Problem to work on:
Pictures do not belong in your copy. Repeat all the other data exactly.

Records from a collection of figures
· · · ·

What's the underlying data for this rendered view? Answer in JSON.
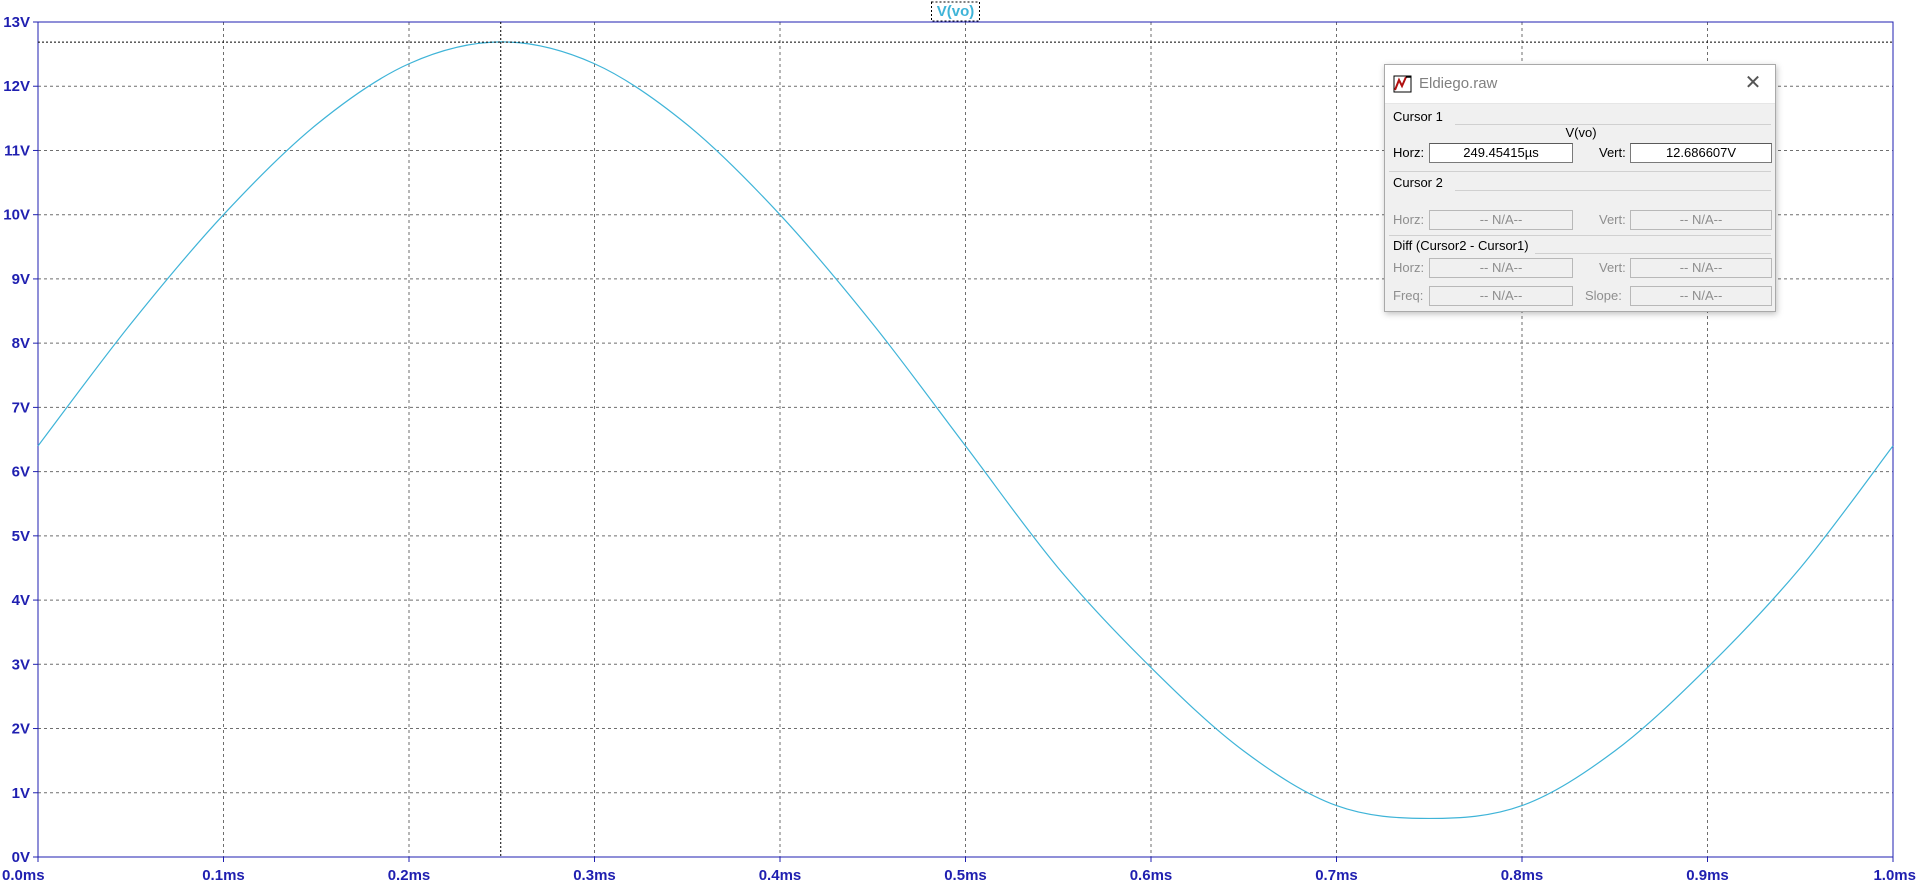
{
  "trace_label": "V(vo)",
  "colors": {
    "axis": "#1f1fb0",
    "trace": "#3fb4d8",
    "grid": "#6e6e6e"
  },
  "chart_data": {
    "type": "line",
    "xlabel": "",
    "ylabel": "",
    "xlim": [
      0,
      1.0
    ],
    "ylim": [
      0,
      13
    ],
    "x_ticks": [
      "0.0ms",
      "0.1ms",
      "0.2ms",
      "0.3ms",
      "0.4ms",
      "0.5ms",
      "0.6ms",
      "0.7ms",
      "0.8ms",
      "0.9ms",
      "1.0ms"
    ],
    "y_ticks": [
      "0V",
      "1V",
      "2V",
      "3V",
      "4V",
      "5V",
      "6V",
      "7V",
      "8V",
      "9V",
      "10V",
      "11V",
      "12V",
      "13V"
    ],
    "grid": true,
    "series": [
      {
        "name": "V(vo)",
        "x": [
          0.0,
          0.05,
          0.1,
          0.15,
          0.2,
          0.25,
          0.3,
          0.35,
          0.4,
          0.45,
          0.5,
          0.55,
          0.6,
          0.65,
          0.7,
          0.75,
          0.8,
          0.85,
          0.9,
          0.95,
          1.0
        ],
        "y": [
          6.4,
          8.3,
          10.0,
          11.4,
          12.35,
          12.69,
          12.35,
          11.4,
          10.0,
          8.3,
          6.4,
          4.5,
          2.95,
          1.65,
          0.8,
          0.6,
          0.8,
          1.65,
          2.95,
          4.5,
          6.4
        ]
      }
    ],
    "cursor_x": 0.24945415,
    "cursor_y": 12.686607
  },
  "dialog": {
    "title": "Eldiego.raw",
    "cursor1": {
      "heading": "Cursor 1",
      "trace": "V(vo)",
      "horz_label": "Horz:",
      "horz_value": "249.45415µs",
      "vert_label": "Vert:",
      "vert_value": "12.686607V"
    },
    "cursor2": {
      "heading": "Cursor 2",
      "horz_label": "Horz:",
      "horz_value": "-- N/A--",
      "vert_label": "Vert:",
      "vert_value": "-- N/A--"
    },
    "diff": {
      "heading": "Diff (Cursor2 - Cursor1)",
      "horz_label": "Horz:",
      "horz_value": "-- N/A--",
      "vert_label": "Vert:",
      "vert_value": "-- N/A--",
      "freq_label": "Freq:",
      "freq_value": "-- N/A--",
      "slope_label": "Slope:",
      "slope_value": "-- N/A--"
    }
  }
}
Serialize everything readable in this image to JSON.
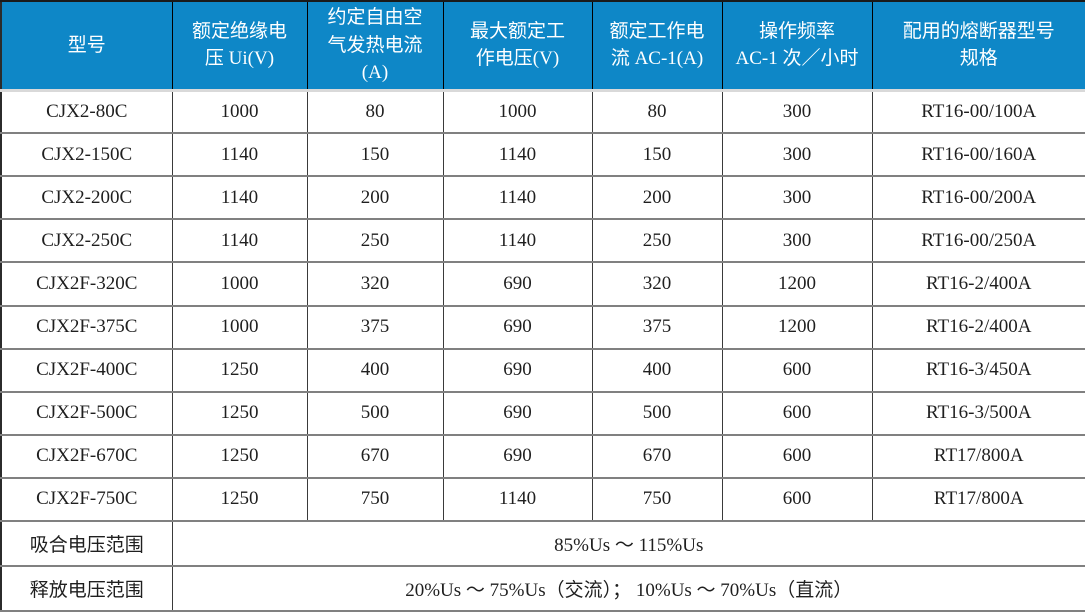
{
  "table": {
    "colors": {
      "header_bg": "#0e87c7",
      "header_text": "#ffffff",
      "grid_horizontal": "#808080",
      "grid_vertical": "#3a3a3a",
      "body_text": "#1f1f1f"
    },
    "columns": [
      "型号",
      "额定绝缘电\n压 Ui(V)",
      "约定自由空\n气发热电流\n(A)",
      "最大额定工\n作电压(V)",
      "额定工作电\n流 AC-1(A)",
      "操作频率\nAC-1 次／小时",
      "配用的熔断器型号\n规格"
    ],
    "rows": [
      [
        "CJX2-80C",
        "1000",
        "80",
        "1000",
        "80",
        "300",
        "RT16-00/100A"
      ],
      [
        "CJX2-150C",
        "1140",
        "150",
        "1140",
        "150",
        "300",
        "RT16-00/160A"
      ],
      [
        "CJX2-200C",
        "1140",
        "200",
        "1140",
        "200",
        "300",
        "RT16-00/200A"
      ],
      [
        "CJX2-250C",
        "1140",
        "250",
        "1140",
        "250",
        "300",
        "RT16-00/250A"
      ],
      [
        "CJX2F-320C",
        "1000",
        "320",
        "690",
        "320",
        "1200",
        "RT16-2/400A"
      ],
      [
        "CJX2F-375C",
        "1000",
        "375",
        "690",
        "375",
        "1200",
        "RT16-2/400A"
      ],
      [
        "CJX2F-400C",
        "1250",
        "400",
        "690",
        "400",
        "600",
        "RT16-3/450A"
      ],
      [
        "CJX2F-500C",
        "1250",
        "500",
        "690",
        "500",
        "600",
        "RT16-3/500A"
      ],
      [
        "CJX2F-670C",
        "1250",
        "670",
        "690",
        "670",
        "600",
        "RT17/800A"
      ],
      [
        "CJX2F-750C",
        "1250",
        "750",
        "1140",
        "750",
        "600",
        "RT17/800A"
      ]
    ],
    "footer": [
      {
        "label": "吸合电压范围",
        "value": "85%Us ～ 115%Us"
      },
      {
        "label": "释放电压范围",
        "value": "20%Us ～ 75%Us（交流）； 10%Us ～ 70%Us（直流）"
      }
    ]
  }
}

· · · ·

Result of this task:
What's the underlying data for this rendered view? Answer in JSON.
{
  "trace_label": "V(vo)",
  "colors": {
    "axis": "#1f1fb0",
    "trace": "#3fb4d8",
    "grid": "#6e6e6e"
  },
  "chart_data": {
    "type": "line",
    "xlabel": "",
    "ylabel": "",
    "xlim": [
      0,
      1.0
    ],
    "ylim": [
      0,
      13
    ],
    "x_ticks": [
      "0.0ms",
      "0.1ms",
      "0.2ms",
      "0.3ms",
      "0.4ms",
      "0.5ms",
      "0.6ms",
      "0.7ms",
      "0.8ms",
      "0.9ms",
      "1.0ms"
    ],
    "y_ticks": [
      "0V",
      "1V",
      "2V",
      "3V",
      "4V",
      "5V",
      "6V",
      "7V",
      "8V",
      "9V",
      "10V",
      "11V",
      "12V",
      "13V"
    ],
    "grid": true,
    "series": [
      {
        "name": "V(vo)",
        "x": [
          0.0,
          0.05,
          0.1,
          0.15,
          0.2,
          0.25,
          0.3,
          0.35,
          0.4,
          0.45,
          0.5,
          0.55,
          0.6,
          0.65,
          0.7,
          0.75,
          0.8,
          0.85,
          0.9,
          0.95,
          1.0
        ],
        "y": [
          6.4,
          8.3,
          10.0,
          11.4,
          12.35,
          12.69,
          12.35,
          11.4,
          10.0,
          8.3,
          6.4,
          4.5,
          2.95,
          1.65,
          0.8,
          0.6,
          0.8,
          1.65,
          2.95,
          4.5,
          6.4
        ]
      }
    ],
    "cursor_x": 0.24945415,
    "cursor_y": 12.686607
  },
  "dialog": {
    "title": "Eldiego.raw",
    "cursor1": {
      "heading": "Cursor 1",
      "trace": "V(vo)",
      "horz_label": "Horz:",
      "horz_value": "249.45415µs",
      "vert_label": "Vert:",
      "vert_value": "12.686607V"
    },
    "cursor2": {
      "heading": "Cursor 2",
      "horz_label": "Horz:",
      "horz_value": "-- N/A--",
      "vert_label": "Vert:",
      "vert_value": "-- N/A--"
    },
    "diff": {
      "heading": "Diff (Cursor2 - Cursor1)",
      "horz_label": "Horz:",
      "horz_value": "-- N/A--",
      "vert_label": "Vert:",
      "vert_value": "-- N/A--",
      "freq_label": "Freq:",
      "freq_value": "-- N/A--",
      "slope_label": "Slope:",
      "slope_value": "-- N/A--"
    }
  }
}
Serialize everything readable in this image to JSON.
{
  "table": {
    "colors": {
      "header_bg": "#0e87c7",
      "header_text": "#ffffff",
      "grid_horizontal": "#808080",
      "grid_vertical": "#3a3a3a",
      "body_text": "#1f1f1f"
    },
    "columns": [
      "型号",
      "额定绝缘电\n压 Ui(V)",
      "约定自由空\n气发热电流\n(A)",
      "最大额定工\n作电压(V)",
      "额定工作电\n流 AC-1(A)",
      "操作频率\nAC-1 次／小时",
      "配用的熔断器型号\n规格"
    ],
    "rows": [
      [
        "CJX2-80C",
        "1000",
        "80",
        "1000",
        "80",
        "300",
        "RT16-00/100A"
      ],
      [
        "CJX2-150C",
        "1140",
        "150",
        "1140",
        "150",
        "300",
        "RT16-00/160A"
      ],
      [
        "CJX2-200C",
        "1140",
        "200",
        "1140",
        "200",
        "300",
        "RT16-00/200A"
      ],
      [
        "CJX2-250C",
        "1140",
        "250",
        "1140",
        "250",
        "300",
        "RT16-00/250A"
      ],
      [
        "CJX2F-320C",
        "1000",
        "320",
        "690",
        "320",
        "1200",
        "RT16-2/400A"
      ],
      [
        "CJX2F-375C",
        "1000",
        "375",
        "690",
        "375",
        "1200",
        "RT16-2/400A"
      ],
      [
        "CJX2F-400C",
        "1250",
        "400",
        "690",
        "400",
        "600",
        "RT16-3/450A"
      ],
      [
        "CJX2F-500C",
        "1250",
        "500",
        "690",
        "500",
        "600",
        "RT16-3/500A"
      ],
      [
        "CJX2F-670C",
        "1250",
        "670",
        "690",
        "670",
        "600",
        "RT17/800A"
      ],
      [
        "CJX2F-750C",
        "1250",
        "750",
        "1140",
        "750",
        "600",
        "RT17/800A"
      ]
    ],
    "footer": [
      {
        "label": "吸合电压范围",
        "value": "85%Us ～ 115%Us"
      },
      {
        "label": "释放电压范围",
        "value": "20%Us ～ 75%Us（交流）； 10%Us ～ 70%Us（直流）"
      }
    ]
  }
}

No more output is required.